··· Provided information

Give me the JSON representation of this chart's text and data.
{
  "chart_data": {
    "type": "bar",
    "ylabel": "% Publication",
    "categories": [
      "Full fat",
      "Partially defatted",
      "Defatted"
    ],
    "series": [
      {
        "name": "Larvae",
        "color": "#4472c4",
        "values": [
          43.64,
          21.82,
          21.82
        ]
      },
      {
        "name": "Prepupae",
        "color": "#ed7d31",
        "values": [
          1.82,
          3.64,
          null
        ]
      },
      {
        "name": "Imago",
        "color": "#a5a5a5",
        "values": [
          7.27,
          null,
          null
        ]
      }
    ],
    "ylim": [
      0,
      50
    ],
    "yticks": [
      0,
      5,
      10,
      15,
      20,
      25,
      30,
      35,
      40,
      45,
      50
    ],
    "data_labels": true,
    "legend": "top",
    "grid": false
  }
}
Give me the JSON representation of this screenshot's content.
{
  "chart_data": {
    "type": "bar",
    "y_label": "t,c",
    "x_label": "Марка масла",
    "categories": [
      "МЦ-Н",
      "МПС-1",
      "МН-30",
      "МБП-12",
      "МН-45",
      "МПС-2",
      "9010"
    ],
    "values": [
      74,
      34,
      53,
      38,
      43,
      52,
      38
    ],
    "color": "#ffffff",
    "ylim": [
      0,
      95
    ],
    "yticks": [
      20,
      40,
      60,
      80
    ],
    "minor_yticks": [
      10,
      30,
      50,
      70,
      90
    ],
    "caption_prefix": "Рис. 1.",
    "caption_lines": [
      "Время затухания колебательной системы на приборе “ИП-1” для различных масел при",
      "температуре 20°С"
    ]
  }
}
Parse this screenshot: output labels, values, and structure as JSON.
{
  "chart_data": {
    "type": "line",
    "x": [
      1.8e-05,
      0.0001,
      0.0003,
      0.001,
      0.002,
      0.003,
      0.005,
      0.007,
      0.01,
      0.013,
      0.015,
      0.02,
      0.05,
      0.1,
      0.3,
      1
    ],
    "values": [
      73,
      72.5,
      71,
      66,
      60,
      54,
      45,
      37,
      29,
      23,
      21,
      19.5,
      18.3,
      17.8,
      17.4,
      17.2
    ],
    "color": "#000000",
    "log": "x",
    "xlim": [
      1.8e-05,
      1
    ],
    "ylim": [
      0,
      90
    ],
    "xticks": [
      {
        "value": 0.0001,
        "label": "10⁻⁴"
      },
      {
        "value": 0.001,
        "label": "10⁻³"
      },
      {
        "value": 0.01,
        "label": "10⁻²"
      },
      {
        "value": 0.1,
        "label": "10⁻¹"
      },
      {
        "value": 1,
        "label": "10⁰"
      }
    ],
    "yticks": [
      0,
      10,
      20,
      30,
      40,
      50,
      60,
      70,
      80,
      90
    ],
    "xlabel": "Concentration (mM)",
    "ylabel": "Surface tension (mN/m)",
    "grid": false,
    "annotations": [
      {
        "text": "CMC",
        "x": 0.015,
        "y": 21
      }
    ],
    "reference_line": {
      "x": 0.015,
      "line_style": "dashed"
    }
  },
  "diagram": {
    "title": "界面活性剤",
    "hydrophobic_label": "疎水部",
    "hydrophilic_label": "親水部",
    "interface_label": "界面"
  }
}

······

What to do:
State how many lines in the records above contain the word "ylabel", and give only that number.

The completed task:
2